### Written problem
In the records below, find each line containing the word "αναλαμβάνει" and copy it.

○ ○ ○ ○

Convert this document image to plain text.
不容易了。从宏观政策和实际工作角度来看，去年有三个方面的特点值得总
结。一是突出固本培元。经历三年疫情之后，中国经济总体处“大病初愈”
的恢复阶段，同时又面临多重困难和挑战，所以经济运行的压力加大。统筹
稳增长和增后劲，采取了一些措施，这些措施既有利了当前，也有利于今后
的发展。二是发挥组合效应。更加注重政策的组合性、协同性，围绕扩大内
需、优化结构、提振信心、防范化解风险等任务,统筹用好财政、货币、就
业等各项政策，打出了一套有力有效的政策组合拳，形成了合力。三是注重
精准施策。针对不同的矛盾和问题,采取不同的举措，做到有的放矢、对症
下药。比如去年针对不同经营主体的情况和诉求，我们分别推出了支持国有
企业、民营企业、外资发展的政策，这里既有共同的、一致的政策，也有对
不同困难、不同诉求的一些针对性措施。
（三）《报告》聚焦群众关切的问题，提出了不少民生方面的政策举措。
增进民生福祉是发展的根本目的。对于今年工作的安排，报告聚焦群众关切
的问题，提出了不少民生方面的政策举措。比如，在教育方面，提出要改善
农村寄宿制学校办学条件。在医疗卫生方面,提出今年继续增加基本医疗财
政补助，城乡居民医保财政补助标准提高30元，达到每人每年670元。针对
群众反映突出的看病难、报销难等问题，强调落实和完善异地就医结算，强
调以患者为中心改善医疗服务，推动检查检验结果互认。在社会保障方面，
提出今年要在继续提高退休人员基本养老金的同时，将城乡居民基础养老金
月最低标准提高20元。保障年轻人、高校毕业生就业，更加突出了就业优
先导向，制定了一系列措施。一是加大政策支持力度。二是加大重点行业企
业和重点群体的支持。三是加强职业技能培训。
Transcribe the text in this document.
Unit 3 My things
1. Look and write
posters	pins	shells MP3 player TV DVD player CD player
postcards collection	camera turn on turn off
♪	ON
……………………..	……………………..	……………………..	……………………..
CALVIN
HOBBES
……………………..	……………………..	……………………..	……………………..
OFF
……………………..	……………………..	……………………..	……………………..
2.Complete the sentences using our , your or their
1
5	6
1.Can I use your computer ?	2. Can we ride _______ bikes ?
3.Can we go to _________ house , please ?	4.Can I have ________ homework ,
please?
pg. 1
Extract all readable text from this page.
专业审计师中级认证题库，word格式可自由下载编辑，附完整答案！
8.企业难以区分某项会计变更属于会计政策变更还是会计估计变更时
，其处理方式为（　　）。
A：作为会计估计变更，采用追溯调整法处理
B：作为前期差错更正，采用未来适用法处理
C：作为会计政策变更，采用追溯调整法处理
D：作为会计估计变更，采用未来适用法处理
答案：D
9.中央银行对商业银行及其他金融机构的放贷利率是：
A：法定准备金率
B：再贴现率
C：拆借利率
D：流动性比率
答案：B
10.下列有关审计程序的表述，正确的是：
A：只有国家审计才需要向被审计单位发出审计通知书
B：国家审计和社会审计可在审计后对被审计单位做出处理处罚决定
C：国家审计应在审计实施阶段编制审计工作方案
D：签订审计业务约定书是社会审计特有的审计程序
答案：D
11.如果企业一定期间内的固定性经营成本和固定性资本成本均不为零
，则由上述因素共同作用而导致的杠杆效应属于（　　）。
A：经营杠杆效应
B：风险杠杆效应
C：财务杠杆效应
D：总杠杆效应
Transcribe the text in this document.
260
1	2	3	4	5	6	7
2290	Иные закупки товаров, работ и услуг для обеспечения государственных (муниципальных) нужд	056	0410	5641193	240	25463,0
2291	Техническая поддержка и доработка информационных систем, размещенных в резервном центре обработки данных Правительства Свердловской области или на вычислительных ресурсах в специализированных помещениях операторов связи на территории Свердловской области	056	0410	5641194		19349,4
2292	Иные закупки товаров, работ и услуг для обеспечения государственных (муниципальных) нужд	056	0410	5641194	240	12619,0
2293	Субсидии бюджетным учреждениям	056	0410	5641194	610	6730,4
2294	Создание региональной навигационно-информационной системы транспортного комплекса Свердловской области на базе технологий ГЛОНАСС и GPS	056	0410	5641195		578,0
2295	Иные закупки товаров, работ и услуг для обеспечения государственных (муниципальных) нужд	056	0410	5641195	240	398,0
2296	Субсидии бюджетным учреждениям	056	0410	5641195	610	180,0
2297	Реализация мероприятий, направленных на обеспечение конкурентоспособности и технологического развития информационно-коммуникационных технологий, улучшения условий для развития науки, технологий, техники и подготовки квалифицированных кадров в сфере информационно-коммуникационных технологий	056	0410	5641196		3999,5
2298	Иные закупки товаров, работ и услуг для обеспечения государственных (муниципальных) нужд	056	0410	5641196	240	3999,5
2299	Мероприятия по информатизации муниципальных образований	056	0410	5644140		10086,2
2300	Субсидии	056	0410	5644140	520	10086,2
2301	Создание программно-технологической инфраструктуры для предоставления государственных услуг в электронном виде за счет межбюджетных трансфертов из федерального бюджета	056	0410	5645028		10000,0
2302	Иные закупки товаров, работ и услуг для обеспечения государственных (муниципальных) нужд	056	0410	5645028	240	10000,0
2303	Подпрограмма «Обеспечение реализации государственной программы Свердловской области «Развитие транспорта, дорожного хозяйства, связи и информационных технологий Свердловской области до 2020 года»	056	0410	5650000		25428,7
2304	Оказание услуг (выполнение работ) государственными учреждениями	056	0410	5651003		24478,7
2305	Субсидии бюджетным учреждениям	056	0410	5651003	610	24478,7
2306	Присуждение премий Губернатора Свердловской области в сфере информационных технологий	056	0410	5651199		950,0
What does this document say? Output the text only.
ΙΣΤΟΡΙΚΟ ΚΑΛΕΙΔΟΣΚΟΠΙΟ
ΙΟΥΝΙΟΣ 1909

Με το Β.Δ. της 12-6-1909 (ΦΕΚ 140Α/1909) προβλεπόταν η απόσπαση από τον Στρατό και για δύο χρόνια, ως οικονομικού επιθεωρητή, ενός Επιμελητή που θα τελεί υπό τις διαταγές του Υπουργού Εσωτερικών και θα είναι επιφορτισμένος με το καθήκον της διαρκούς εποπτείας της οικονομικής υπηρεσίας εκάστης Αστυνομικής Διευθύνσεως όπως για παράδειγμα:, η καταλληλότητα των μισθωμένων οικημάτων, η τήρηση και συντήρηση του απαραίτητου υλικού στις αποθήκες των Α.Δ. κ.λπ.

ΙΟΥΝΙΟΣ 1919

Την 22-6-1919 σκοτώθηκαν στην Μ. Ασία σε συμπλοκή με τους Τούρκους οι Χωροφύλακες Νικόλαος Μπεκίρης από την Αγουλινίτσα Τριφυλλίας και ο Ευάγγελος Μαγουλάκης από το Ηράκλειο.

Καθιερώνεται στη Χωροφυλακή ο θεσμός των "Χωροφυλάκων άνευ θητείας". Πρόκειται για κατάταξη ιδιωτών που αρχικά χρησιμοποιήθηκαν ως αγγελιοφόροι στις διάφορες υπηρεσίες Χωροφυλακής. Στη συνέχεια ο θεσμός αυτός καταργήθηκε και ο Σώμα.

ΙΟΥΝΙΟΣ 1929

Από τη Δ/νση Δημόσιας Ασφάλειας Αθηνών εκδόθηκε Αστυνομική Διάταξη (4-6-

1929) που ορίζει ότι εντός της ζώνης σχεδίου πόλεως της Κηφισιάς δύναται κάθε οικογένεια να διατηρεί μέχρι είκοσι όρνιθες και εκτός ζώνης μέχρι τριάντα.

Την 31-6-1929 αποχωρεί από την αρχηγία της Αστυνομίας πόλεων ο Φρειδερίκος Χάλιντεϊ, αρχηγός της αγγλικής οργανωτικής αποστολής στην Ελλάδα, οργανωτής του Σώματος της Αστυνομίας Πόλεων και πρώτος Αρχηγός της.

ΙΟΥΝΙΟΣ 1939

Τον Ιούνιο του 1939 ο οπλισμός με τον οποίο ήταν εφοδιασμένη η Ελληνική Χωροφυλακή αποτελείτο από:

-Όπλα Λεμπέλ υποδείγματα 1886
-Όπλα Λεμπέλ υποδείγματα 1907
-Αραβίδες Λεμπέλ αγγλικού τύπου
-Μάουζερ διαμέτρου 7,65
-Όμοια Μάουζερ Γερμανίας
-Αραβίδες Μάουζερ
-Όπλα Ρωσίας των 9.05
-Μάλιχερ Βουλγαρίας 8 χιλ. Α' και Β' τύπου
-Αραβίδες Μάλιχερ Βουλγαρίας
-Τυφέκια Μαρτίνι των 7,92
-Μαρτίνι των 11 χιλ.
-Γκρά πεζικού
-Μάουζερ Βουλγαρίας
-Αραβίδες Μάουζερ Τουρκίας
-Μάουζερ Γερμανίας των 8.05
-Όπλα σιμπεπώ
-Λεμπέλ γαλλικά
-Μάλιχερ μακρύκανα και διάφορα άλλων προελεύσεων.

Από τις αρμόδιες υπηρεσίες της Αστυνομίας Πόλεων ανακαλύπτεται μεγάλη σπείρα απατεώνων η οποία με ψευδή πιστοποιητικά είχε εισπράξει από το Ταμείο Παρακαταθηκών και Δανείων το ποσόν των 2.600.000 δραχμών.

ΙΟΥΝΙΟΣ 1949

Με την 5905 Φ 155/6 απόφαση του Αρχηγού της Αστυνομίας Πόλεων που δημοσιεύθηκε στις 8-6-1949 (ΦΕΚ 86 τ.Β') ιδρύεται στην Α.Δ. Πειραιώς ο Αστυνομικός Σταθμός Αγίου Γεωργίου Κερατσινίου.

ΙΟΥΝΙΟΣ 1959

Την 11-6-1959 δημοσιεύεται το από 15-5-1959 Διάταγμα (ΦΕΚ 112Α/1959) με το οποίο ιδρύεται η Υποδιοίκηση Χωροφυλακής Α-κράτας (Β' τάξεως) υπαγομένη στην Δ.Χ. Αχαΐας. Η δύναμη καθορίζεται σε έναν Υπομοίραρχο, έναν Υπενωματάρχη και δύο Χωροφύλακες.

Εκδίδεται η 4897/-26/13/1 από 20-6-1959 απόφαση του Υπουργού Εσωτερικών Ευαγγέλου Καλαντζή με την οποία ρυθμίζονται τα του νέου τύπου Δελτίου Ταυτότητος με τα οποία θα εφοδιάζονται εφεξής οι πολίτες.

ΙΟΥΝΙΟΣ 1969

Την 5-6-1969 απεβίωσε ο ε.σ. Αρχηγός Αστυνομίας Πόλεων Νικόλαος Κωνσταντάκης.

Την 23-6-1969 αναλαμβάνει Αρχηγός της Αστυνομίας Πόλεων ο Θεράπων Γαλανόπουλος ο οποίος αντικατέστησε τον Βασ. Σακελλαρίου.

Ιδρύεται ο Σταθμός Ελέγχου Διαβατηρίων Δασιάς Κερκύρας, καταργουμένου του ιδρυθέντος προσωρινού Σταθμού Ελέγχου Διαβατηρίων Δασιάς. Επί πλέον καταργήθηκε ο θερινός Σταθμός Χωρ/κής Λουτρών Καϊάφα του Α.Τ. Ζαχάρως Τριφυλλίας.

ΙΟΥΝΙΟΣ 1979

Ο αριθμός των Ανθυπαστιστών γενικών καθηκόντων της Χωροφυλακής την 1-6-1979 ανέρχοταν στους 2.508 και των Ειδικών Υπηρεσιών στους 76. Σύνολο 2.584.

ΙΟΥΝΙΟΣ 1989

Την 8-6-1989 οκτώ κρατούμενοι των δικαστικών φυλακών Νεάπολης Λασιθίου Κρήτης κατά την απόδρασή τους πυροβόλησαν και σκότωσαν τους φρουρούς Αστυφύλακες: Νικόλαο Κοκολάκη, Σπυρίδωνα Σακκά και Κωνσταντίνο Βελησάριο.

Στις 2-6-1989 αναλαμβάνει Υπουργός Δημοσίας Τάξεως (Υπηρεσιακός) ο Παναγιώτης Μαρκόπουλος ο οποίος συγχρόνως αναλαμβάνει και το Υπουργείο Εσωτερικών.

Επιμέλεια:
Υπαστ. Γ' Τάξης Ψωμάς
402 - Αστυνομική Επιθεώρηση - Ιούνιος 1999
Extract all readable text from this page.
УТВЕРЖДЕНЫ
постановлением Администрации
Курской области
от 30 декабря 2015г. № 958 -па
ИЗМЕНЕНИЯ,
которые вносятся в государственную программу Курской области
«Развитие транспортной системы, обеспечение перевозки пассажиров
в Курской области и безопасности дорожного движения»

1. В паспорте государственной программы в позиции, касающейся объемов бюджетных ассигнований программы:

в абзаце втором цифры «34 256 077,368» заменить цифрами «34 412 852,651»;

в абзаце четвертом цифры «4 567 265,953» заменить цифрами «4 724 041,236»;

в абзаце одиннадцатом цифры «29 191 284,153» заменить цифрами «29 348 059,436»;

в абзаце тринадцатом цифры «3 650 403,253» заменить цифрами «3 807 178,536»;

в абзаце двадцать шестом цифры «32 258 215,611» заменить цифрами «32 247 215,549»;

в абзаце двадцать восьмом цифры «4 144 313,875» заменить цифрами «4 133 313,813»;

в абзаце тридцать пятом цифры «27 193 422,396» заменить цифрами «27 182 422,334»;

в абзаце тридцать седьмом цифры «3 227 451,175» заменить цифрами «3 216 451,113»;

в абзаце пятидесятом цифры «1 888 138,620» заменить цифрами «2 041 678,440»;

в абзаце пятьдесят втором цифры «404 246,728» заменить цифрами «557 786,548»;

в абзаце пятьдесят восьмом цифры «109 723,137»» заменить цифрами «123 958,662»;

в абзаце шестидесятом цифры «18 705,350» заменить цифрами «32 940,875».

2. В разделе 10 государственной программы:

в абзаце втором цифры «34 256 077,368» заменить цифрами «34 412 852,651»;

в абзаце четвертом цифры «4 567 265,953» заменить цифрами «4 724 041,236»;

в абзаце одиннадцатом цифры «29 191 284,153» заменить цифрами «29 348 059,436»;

○ ○ ○ ○

### Solution to the problem
Την 23-6-1969 αναλαμβάνει Αρχηγός της Αστυνομίας Πόλεων ο Θεράπων Γαλανόπουλος ο οποίος αντικατέστησε τον Βασ. Σακελλαρίου.
Στις 2-6-1989 αναλαμβάνει Υπουργός Δημοσίας Τάξεως (Υπηρεσιακός) ο Παναγιώτης Μαρκόπουλος ο οποίος συγχρόνως αναλαμβάνει και το Υπουργείο Εσωτερικών.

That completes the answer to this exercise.